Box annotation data
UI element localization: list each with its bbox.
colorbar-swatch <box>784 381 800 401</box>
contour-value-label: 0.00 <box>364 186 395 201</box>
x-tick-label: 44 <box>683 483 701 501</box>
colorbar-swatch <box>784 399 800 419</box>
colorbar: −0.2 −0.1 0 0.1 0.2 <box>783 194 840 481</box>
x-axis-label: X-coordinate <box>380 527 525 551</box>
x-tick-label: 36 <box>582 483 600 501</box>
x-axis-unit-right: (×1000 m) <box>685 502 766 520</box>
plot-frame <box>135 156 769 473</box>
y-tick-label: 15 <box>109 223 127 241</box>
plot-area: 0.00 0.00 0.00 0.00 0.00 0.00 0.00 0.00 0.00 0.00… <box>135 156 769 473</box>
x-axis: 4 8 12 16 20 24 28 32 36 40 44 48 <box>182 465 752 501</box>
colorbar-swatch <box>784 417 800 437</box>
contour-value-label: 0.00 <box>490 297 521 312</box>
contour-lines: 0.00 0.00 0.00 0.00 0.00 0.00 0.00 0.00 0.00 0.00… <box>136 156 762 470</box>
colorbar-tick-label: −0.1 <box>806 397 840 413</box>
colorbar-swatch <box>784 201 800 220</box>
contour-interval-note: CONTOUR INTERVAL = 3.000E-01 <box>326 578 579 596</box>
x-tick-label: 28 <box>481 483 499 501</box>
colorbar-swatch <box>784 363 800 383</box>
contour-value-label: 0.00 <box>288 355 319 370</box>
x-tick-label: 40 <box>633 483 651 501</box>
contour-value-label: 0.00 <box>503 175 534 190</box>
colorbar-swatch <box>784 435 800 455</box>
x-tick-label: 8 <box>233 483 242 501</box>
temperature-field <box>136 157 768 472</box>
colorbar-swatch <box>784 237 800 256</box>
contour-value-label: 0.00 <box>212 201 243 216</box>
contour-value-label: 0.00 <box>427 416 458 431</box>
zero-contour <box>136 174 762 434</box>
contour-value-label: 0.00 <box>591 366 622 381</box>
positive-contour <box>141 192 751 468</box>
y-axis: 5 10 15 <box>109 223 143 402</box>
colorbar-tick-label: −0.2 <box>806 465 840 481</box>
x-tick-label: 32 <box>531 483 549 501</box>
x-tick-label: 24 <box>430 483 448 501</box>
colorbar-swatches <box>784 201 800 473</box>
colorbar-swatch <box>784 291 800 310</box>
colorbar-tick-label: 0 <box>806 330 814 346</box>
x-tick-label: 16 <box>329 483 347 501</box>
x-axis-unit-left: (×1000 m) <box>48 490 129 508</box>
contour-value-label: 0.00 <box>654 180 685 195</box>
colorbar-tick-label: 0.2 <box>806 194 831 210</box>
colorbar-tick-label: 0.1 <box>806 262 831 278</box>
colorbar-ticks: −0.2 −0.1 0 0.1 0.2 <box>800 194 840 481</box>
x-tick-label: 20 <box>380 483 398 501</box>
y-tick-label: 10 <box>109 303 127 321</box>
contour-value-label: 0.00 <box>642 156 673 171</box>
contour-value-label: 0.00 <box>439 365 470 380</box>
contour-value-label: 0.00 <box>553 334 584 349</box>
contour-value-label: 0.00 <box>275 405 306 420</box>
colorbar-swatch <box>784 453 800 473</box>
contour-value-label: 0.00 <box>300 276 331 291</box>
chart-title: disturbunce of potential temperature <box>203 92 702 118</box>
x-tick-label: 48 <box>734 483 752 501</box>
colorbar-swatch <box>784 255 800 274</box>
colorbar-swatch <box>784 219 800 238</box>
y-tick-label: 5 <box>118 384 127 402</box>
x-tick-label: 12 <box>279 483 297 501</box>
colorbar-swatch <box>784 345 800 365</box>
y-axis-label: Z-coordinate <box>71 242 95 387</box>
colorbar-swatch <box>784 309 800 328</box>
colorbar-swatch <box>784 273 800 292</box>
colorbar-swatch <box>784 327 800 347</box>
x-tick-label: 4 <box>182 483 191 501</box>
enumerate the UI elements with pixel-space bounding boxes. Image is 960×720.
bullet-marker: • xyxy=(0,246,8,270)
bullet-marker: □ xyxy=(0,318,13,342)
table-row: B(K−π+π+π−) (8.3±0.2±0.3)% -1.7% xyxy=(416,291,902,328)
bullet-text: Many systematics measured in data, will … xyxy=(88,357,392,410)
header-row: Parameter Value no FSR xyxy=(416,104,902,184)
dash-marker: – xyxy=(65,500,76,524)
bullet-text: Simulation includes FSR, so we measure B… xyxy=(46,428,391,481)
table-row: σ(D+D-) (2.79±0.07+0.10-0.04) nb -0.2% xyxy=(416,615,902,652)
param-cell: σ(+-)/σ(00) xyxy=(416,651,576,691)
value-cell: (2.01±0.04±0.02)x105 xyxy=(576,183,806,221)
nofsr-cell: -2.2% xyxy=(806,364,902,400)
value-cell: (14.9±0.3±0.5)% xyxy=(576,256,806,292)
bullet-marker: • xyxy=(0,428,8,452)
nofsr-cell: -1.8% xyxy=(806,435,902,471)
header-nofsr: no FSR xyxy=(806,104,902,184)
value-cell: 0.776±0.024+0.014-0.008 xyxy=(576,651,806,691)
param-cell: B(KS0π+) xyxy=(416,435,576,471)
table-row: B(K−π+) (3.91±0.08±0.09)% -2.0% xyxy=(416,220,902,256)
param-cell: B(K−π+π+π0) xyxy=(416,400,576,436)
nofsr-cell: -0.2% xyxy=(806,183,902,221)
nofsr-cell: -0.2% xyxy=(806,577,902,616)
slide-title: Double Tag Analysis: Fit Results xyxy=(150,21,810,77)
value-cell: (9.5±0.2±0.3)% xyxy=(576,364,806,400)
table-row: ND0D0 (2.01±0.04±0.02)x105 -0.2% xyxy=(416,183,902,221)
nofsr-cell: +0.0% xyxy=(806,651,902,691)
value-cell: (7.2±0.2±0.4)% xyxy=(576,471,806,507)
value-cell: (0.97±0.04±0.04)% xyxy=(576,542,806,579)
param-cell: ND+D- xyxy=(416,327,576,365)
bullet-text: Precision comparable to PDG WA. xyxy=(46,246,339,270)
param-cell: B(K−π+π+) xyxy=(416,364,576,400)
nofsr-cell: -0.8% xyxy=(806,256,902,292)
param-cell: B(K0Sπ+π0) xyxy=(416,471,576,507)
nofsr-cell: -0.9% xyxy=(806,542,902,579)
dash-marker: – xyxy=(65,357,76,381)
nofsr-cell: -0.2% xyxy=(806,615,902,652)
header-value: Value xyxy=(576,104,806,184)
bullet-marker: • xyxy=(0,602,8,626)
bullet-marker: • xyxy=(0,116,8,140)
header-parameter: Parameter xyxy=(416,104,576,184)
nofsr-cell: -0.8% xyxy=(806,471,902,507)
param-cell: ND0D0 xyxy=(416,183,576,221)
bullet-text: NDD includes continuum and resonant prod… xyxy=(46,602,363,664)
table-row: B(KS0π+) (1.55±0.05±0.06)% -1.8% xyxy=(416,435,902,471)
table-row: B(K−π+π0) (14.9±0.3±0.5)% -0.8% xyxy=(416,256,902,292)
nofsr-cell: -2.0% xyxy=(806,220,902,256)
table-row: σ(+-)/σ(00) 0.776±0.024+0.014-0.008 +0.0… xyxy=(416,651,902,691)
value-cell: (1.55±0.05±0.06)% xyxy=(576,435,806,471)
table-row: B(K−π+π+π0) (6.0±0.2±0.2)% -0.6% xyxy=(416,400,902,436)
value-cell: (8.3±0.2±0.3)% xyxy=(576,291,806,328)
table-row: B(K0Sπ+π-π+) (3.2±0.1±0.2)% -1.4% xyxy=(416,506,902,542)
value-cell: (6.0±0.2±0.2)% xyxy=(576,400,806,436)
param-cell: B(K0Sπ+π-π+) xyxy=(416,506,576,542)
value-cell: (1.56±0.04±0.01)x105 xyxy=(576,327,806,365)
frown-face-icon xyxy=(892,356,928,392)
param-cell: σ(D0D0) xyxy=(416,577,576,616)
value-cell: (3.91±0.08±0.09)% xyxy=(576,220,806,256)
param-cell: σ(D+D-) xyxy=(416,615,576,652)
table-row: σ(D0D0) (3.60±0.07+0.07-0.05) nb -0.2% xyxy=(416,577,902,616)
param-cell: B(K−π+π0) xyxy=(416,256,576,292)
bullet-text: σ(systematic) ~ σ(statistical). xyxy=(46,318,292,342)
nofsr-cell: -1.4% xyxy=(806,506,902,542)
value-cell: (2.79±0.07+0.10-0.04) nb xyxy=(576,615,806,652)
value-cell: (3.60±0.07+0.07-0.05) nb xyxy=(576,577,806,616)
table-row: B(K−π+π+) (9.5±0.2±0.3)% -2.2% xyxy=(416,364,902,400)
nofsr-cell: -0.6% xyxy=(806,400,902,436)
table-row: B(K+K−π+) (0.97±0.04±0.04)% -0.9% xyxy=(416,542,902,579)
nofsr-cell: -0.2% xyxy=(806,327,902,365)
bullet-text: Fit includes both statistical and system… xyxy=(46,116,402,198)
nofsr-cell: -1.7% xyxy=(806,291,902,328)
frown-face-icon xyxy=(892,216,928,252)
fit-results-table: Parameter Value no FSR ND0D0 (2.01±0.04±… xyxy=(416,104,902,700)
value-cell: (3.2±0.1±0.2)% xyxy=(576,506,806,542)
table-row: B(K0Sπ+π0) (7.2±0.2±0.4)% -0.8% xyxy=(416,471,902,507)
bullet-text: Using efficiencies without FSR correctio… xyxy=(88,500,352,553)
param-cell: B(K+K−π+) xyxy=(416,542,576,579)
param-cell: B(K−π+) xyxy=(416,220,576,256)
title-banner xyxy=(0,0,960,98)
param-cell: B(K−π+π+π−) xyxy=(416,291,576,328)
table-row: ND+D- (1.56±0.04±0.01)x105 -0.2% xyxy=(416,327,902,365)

- _Given task_: Rewrite the lines from the first one through the line that contains "x-tick-label: 36 <box>582 483 600 501</box>", changing each "colorbar-swatch" to "color-swatch" and keeping everything else the same.

- _Output of the exercise_:
UI element localization: list each with its bbox.
color-swatch <box>784 381 800 401</box>
contour-value-label: 0.00 <box>364 186 395 201</box>
x-tick-label: 44 <box>683 483 701 501</box>
color-swatch <box>784 399 800 419</box>
colorbar: −0.2 −0.1 0 0.1 0.2 <box>783 194 840 481</box>
x-axis-label: X-coordinate <box>380 527 525 551</box>
x-tick-label: 36 <box>582 483 600 501</box>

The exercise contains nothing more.